Directions for this task: In full and without deviation, write out the entries that follow.

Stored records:
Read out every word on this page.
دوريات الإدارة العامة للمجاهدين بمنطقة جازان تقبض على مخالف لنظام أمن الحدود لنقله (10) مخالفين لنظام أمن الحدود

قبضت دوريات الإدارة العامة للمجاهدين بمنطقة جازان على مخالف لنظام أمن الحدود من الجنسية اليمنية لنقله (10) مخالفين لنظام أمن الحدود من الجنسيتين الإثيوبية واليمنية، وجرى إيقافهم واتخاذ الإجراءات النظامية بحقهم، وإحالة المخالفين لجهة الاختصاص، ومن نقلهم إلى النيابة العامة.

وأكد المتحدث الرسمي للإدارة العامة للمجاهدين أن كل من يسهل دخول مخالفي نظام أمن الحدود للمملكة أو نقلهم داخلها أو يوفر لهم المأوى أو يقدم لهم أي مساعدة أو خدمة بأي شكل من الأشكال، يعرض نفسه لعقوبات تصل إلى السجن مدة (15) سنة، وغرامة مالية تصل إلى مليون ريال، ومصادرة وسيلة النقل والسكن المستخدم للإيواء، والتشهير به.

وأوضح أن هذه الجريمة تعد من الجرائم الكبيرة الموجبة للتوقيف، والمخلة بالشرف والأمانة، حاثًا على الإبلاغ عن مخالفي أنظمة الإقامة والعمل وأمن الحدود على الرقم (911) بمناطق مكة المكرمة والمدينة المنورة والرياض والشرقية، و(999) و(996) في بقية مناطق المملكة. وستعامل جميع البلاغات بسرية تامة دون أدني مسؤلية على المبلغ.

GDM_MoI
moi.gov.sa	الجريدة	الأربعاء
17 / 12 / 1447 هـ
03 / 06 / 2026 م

Task result:
Read out every word on this page.
دوريات الإدارة العامة للمجاهدين بمنطقة جازان تقبض على مخالف لنظام أمن الحدود لنقله (10) مخالفين لنظام أمن الحدود

قبضت دوريات الإدارة العامة للمجاهدين بمنطقة جازان على مخالف لنظام أمن الحدود من الجنسية اليمنية لنقله (10) مخالفين لنظام أمن الحدود من الجنسيتين الإثيوبية واليمنية، وجرى إيقافهم واتخاذ الإجراءات النظامية بحقهم، وإحالة المخالفين لجهة الاختصاص، ومن نقلهم إلى النيابة العامة.

وأكد المتحدث الرسمي للإدارة العامة للمجاهدين أن كل من يسهل دخول مخالفي نظام أمن الحدود للمملكة أو نقلهم داخلها أو يوفر لهم المأوى أو يقدم لهم أي مساعدة أو خدمة بأي شكل من الأشكال، يعرض نفسه لعقوبات تصل إلى السجن مدة (15) سنة، وغرامة مالية تصل إلى مليون ريال، ومصادرة وسيلة النقل والسكن المستخدم للإيواء، والتشهير به.

وأوضح أن هذه الجريمة تعد من الجرائم الكبيرة الموجبة للتوقيف، والمخلة بالشرف والأمانة، حاثًا على الإبلاغ عن مخالفي أنظمة الإقامة والعمل وأمن الحدود على الرقم (911) بمناطق مكة المكرمة والمدينة المنورة والرياض والشرقية، و(999) و(996) في بقية مناطق المملكة. وستعامل جميع البلاغات بسرية تامة دون أدني مسؤلية على المبلغ.

GDM_MoI
moi.gov.sa	الجريدة	الأربعاء
17 / 12 / 1447 هـ
03 / 06 / 2026 م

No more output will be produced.